What the exercise asks | Look through the data below. Show each line where the string "TradingView" occurs.

Task material |
━━━━━━━━━━━━━━━━

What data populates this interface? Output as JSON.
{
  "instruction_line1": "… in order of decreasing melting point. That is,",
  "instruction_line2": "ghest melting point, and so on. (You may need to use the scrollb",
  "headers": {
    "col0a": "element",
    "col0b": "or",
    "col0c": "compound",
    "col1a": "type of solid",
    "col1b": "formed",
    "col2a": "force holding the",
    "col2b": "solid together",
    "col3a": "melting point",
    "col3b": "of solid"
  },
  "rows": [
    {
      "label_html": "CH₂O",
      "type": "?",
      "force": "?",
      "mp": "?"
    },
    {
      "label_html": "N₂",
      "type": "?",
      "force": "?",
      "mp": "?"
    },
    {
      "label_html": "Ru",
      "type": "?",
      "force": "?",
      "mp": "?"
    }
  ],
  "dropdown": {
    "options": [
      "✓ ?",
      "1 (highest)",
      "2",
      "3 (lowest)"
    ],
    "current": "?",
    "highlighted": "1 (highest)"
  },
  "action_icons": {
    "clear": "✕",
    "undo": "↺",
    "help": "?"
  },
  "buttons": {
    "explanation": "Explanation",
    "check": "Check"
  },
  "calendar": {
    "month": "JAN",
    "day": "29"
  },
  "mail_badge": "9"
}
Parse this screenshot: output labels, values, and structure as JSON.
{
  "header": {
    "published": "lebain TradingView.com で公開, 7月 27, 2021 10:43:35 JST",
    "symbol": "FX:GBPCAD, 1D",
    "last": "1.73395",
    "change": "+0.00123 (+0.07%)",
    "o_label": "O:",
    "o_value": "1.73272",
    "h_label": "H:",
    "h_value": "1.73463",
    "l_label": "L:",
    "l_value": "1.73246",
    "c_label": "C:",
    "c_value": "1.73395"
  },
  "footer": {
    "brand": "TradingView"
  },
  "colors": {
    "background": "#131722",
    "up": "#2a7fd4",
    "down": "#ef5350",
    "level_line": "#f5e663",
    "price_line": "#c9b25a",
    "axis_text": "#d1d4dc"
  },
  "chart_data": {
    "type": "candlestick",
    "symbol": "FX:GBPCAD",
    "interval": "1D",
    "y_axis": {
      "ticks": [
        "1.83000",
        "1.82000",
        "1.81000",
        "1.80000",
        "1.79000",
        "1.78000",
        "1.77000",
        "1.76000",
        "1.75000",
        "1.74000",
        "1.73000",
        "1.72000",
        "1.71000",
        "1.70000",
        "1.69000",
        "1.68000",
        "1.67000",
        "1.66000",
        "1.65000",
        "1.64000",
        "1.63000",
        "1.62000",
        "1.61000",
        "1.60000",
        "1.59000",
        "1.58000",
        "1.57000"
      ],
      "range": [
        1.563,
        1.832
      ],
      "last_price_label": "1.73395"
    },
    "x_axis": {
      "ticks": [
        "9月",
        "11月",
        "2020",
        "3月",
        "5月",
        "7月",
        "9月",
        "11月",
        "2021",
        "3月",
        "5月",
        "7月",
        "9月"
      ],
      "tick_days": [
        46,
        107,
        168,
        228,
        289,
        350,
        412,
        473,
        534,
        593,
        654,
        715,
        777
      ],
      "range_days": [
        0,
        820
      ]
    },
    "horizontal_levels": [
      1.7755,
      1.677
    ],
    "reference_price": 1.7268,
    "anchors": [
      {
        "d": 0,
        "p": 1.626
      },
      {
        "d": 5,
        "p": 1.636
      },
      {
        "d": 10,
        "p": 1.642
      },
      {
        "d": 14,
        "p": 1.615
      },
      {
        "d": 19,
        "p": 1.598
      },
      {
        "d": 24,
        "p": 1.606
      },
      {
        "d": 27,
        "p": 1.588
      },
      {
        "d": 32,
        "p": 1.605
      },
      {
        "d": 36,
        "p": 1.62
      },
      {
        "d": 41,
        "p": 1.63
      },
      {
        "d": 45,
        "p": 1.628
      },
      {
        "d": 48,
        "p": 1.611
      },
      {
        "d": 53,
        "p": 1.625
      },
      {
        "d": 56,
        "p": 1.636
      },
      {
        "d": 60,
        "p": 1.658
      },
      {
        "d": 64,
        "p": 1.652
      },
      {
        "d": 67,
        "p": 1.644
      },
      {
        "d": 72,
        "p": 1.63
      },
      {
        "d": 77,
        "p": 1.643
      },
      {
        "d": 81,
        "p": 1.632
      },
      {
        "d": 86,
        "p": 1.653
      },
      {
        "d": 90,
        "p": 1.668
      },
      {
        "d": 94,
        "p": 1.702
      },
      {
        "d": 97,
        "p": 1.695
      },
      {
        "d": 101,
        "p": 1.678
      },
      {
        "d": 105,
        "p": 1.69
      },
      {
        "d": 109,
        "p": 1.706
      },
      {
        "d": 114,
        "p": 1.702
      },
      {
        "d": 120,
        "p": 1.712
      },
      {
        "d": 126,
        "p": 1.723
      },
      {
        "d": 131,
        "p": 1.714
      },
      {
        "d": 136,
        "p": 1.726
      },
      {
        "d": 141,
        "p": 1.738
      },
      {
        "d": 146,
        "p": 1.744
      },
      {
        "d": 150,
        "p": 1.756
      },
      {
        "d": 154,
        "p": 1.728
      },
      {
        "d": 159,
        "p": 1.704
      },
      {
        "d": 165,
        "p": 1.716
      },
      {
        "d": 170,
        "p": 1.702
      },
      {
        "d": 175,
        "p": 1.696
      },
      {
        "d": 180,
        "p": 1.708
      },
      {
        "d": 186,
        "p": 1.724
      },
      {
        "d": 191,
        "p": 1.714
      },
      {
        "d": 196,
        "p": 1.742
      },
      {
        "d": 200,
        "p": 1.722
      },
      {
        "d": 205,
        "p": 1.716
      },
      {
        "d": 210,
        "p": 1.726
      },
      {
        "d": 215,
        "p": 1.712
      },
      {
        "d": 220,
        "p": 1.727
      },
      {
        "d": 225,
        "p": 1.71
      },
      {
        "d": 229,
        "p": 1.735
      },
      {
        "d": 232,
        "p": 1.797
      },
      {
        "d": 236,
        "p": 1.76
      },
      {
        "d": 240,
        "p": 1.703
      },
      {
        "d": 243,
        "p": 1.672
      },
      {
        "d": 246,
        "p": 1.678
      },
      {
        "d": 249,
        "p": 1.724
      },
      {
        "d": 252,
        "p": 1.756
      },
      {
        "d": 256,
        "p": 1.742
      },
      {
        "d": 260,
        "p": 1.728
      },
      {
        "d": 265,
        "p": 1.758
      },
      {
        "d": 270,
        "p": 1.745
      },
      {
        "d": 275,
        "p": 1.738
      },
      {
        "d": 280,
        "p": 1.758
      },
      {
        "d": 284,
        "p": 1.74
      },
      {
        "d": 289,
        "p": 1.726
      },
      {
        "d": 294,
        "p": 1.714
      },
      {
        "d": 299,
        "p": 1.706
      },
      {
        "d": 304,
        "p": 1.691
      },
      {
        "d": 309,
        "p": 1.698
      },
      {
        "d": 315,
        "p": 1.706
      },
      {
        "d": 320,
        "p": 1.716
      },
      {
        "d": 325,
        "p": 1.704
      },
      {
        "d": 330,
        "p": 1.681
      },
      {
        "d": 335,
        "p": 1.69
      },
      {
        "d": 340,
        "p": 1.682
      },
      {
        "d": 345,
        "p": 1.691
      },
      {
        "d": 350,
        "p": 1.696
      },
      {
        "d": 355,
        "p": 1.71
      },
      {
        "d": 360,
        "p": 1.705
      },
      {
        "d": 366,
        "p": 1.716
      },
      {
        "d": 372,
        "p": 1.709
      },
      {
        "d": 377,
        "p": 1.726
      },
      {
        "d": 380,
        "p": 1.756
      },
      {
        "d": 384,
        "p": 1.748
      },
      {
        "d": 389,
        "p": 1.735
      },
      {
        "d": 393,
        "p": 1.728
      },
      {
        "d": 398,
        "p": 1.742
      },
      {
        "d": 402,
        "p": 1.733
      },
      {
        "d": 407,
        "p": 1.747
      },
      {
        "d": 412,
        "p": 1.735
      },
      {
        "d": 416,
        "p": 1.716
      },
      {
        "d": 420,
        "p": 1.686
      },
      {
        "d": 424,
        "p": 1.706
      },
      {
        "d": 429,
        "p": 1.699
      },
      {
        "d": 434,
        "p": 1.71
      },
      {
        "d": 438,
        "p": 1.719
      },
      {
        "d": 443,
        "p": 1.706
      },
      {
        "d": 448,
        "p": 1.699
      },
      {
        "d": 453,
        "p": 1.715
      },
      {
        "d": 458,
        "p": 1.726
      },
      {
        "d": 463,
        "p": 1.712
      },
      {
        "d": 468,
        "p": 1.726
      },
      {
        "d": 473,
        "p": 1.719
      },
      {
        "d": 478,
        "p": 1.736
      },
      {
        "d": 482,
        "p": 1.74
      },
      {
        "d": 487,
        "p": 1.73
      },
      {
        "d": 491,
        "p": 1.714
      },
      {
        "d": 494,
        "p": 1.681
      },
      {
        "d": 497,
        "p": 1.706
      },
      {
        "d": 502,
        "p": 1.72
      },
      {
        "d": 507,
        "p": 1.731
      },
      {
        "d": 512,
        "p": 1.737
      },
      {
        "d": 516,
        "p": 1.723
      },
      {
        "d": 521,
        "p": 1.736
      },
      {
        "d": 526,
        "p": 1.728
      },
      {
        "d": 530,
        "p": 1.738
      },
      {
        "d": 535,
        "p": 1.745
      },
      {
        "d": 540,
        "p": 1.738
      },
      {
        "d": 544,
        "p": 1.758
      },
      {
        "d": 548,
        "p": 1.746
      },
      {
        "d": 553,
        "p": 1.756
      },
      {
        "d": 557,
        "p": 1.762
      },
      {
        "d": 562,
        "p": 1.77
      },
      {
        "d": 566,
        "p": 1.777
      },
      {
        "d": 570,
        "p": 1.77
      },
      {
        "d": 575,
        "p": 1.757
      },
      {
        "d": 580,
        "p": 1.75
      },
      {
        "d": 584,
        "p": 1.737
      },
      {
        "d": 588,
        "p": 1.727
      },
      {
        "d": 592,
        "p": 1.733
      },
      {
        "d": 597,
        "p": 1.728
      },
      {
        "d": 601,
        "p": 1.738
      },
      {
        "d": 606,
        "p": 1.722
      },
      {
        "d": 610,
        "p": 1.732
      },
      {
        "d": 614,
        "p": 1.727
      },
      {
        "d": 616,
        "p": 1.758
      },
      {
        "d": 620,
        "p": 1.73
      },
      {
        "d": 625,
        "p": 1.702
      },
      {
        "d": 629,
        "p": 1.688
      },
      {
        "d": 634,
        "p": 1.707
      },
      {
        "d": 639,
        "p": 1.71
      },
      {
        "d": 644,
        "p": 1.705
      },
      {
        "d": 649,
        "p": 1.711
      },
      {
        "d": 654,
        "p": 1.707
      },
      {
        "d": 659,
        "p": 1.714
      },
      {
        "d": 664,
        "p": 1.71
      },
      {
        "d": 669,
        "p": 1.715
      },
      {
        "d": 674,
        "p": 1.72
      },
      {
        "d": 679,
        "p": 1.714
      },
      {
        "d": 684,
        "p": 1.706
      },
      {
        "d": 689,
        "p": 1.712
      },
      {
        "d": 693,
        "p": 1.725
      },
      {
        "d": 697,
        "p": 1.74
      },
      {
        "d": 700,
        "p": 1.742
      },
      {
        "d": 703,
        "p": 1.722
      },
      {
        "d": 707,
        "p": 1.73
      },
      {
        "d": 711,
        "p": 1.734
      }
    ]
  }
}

━━━━━━━━━━━━━━━━

Reply to the task |
    "published": "lebain TradingView.com で公開, 7月 27, 2021 10:43:35 JST",
    "brand": "TradingView"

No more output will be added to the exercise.